> _To do_
Among the lines below, count those with "text". Give only the number.
─── Exercise materials ───
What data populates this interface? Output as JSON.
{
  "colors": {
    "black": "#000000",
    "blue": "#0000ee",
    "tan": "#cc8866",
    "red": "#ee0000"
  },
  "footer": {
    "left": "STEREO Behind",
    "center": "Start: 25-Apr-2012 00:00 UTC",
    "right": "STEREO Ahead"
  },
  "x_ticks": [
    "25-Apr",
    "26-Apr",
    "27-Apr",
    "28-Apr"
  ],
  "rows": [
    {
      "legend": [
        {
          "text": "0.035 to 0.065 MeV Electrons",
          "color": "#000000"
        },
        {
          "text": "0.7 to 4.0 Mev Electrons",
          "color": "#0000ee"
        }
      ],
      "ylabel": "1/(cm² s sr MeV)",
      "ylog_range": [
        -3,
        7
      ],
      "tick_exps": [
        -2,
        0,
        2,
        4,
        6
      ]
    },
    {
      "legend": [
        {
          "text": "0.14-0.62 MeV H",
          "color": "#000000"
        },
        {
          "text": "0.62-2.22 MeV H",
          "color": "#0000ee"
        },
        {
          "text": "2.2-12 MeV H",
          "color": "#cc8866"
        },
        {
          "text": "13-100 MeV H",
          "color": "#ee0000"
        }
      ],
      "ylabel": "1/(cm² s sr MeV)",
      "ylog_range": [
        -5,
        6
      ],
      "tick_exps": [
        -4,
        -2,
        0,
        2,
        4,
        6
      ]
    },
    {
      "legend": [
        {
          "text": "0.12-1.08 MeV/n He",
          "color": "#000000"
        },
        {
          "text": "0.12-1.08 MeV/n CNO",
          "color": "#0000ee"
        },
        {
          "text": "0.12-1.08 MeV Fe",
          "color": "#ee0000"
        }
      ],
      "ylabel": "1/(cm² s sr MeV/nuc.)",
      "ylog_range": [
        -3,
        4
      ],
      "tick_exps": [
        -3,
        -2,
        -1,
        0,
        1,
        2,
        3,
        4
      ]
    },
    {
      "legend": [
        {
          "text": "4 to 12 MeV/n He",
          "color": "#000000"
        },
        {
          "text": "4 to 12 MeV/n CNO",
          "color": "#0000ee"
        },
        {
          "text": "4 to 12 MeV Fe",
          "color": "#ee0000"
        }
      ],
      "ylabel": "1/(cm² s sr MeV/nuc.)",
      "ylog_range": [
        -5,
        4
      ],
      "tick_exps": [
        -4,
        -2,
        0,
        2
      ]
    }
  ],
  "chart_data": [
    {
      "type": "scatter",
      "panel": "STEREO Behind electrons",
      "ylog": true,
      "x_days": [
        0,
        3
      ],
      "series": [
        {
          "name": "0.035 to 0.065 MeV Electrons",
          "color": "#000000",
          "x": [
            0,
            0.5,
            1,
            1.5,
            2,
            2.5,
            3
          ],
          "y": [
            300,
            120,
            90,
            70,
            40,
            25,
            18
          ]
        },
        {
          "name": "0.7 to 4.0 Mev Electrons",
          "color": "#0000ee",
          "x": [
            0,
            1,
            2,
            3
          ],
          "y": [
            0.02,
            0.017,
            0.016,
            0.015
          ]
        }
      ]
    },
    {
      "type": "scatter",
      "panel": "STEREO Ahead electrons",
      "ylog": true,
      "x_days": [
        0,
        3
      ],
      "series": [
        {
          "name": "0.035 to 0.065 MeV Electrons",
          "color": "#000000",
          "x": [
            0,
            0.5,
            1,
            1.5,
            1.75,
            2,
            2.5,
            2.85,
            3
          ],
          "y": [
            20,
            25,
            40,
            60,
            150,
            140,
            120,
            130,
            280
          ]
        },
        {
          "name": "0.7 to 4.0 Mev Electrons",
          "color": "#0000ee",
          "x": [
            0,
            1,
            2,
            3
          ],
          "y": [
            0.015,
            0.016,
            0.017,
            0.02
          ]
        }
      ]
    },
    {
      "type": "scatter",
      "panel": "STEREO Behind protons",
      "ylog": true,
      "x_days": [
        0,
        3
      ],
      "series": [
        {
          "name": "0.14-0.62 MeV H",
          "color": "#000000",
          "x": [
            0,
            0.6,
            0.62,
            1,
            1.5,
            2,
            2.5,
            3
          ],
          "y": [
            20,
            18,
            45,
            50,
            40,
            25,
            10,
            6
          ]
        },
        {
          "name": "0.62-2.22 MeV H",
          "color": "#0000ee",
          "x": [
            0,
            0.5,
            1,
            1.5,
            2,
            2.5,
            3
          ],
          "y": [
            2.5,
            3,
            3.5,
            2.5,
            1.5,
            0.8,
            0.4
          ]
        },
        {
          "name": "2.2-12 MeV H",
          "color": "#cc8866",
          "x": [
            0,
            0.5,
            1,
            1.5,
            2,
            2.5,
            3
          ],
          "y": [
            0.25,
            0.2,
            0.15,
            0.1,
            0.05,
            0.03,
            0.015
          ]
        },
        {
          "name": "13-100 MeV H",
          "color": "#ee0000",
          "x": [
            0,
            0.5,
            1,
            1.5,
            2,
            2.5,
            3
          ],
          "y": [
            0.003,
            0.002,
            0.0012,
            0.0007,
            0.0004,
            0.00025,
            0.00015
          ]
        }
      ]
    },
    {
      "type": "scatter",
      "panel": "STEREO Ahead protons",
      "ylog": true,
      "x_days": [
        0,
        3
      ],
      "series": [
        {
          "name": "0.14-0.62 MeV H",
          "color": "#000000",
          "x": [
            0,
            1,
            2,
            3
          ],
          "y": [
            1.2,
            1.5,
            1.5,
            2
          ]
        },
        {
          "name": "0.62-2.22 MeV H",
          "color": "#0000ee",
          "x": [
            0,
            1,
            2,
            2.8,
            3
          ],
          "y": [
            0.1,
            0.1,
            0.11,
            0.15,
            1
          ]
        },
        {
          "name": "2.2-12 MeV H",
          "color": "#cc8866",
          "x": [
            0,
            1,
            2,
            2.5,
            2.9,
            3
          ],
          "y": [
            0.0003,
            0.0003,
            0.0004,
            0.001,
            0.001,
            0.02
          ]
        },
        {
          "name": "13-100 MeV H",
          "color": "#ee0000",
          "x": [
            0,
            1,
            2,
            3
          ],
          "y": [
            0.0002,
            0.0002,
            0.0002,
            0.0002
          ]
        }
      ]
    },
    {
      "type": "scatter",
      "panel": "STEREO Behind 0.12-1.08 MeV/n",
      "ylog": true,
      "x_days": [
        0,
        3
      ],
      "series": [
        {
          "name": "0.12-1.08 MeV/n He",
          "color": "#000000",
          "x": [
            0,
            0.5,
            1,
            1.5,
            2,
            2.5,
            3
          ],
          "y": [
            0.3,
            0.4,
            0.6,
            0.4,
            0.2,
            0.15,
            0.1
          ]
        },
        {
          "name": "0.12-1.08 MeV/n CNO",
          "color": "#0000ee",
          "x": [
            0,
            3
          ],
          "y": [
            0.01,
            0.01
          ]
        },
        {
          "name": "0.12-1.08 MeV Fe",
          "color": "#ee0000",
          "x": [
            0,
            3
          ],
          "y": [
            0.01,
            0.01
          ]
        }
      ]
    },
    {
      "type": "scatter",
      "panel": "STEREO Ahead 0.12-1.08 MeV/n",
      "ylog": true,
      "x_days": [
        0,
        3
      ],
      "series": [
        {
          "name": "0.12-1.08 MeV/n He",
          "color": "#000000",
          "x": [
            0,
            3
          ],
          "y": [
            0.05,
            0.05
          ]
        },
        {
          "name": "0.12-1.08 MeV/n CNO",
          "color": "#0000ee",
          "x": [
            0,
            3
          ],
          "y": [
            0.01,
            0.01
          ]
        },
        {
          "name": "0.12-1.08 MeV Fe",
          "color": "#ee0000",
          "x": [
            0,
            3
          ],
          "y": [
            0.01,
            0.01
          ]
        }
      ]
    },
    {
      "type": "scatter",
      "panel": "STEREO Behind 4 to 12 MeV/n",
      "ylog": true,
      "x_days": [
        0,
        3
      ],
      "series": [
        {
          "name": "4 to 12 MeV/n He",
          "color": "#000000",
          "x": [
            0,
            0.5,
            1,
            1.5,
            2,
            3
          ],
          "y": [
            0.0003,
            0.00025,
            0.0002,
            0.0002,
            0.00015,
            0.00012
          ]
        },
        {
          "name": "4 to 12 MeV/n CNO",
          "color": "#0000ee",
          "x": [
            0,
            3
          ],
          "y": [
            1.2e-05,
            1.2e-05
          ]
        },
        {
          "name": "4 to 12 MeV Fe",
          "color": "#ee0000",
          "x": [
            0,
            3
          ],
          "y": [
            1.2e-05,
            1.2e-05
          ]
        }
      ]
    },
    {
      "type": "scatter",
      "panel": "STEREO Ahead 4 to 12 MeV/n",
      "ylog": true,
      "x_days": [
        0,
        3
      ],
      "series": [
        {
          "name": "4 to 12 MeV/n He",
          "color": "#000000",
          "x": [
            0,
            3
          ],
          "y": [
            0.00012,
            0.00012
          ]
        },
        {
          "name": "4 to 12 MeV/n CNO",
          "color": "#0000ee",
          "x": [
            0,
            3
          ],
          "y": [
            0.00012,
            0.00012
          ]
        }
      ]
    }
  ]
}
───
> _The solution_
12